(A block of data)

-=-=-=-=-

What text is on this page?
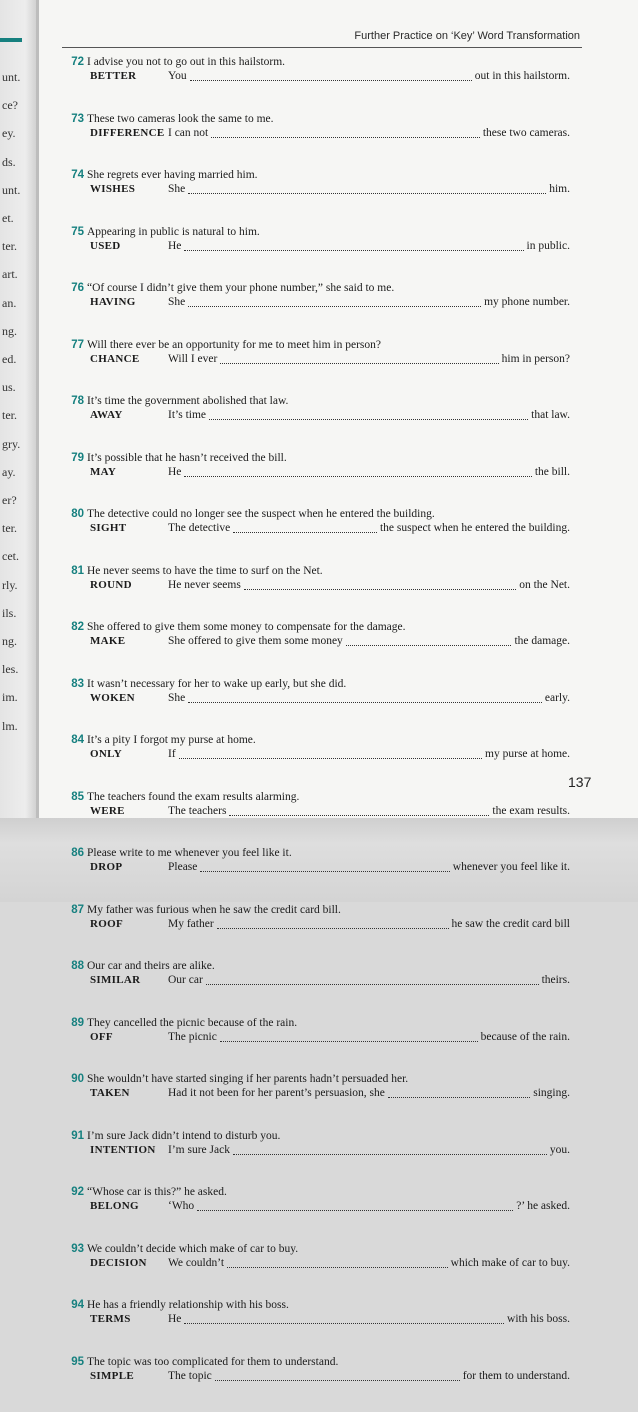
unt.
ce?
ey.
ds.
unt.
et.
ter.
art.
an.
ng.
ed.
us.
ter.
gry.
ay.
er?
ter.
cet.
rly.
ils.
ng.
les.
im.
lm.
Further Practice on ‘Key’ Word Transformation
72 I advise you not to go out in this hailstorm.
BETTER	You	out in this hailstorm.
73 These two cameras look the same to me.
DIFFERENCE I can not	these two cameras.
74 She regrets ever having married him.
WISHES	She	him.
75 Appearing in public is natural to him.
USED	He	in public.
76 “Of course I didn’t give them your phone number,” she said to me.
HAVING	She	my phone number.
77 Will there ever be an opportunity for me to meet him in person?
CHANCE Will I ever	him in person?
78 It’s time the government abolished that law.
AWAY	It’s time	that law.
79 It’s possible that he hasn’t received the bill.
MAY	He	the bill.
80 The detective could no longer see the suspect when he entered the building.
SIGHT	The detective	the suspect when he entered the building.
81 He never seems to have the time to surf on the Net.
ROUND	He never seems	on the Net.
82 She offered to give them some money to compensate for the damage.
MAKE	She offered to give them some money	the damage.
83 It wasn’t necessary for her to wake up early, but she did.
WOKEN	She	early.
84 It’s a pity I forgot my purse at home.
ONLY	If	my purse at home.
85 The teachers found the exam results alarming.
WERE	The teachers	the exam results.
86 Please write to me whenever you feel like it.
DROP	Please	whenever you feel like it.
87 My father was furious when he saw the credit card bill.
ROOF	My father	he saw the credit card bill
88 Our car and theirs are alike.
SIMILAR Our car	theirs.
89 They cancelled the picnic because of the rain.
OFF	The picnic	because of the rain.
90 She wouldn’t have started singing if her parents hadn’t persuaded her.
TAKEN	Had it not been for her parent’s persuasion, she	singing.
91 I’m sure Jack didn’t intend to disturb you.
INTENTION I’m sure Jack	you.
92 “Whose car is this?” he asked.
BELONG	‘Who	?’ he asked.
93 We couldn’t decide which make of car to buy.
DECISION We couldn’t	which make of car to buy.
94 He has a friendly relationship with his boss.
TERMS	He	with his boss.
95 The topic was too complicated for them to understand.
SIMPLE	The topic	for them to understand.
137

-=-=-=-=-

**Work to complete**
Leave the pictures out and output the rest of the listing exactly.

**Result below**
What text is on this page?
unt.
ce?
ey.
ds.
unt.
et.
ter.
art.
an.
ng.
ed.
us.
ter.
gry.
ay.
er?
ter.
cet.
rly.
ils.
ng.
les.
im.
lm.
Further Practice on ‘Key’ Word Transformation
72 I advise you not to go out in this hailstorm.
BETTER	You	out in this hailstorm.
73 These two cameras look the same to me.
DIFFERENCE I can not	these two cameras.
74 She regrets ever having married him.
WISHES	She	him.
75 Appearing in public is natural to him.
USED	He	in public.
76 “Of course I didn’t give them your phone number,” she said to me.
HAVING	She	my phone number.
77 Will there ever be an opportunity for me to meet him in person?
CHANCE Will I ever	him in person?
78 It’s time the government abolished that law.
AWAY	It’s time	that law.
79 It’s possible that he hasn’t received the bill.
MAY	He	the bill.
80 The detective could no longer see the suspect when he entered the building.
SIGHT	The detective	the suspect when he entered the building.
81 He never seems to have the time to surf on the Net.
ROUND	He never seems	on the Net.
82 She offered to give them some money to compensate for the damage.
MAKE	She offered to give them some money	the damage.
83 It wasn’t necessary for her to wake up early, but she did.
WOKEN	She	early.
84 It’s a pity I forgot my purse at home.
ONLY	If	my purse at home.
85 The teachers found the exam results alarming.
WERE	The teachers	the exam results.
86 Please write to me whenever you feel like it.
DROP	Please	whenever you feel like it.
87 My father was furious when he saw the credit card bill.
ROOF	My father	he saw the credit card bill
88 Our car and theirs are alike.
SIMILAR Our car	theirs.
89 They cancelled the picnic because of the rain.
OFF	The picnic	because of the rain.
90 She wouldn’t have started singing if her parents hadn’t persuaded her.
TAKEN	Had it not been for her parent’s persuasion, she	singing.
91 I’m sure Jack didn’t intend to disturb you.
INTENTION I’m sure Jack	you.
92 “Whose car is this?” he asked.
BELONG	‘Who	?’ he asked.
93 We couldn’t decide which make of car to buy.
DECISION We couldn’t	which make of car to buy.
94 He has a friendly relationship with his boss.
TERMS	He	with his boss.
95 The topic was too complicated for them to understand.
SIMPLE	The topic	for them to understand.
137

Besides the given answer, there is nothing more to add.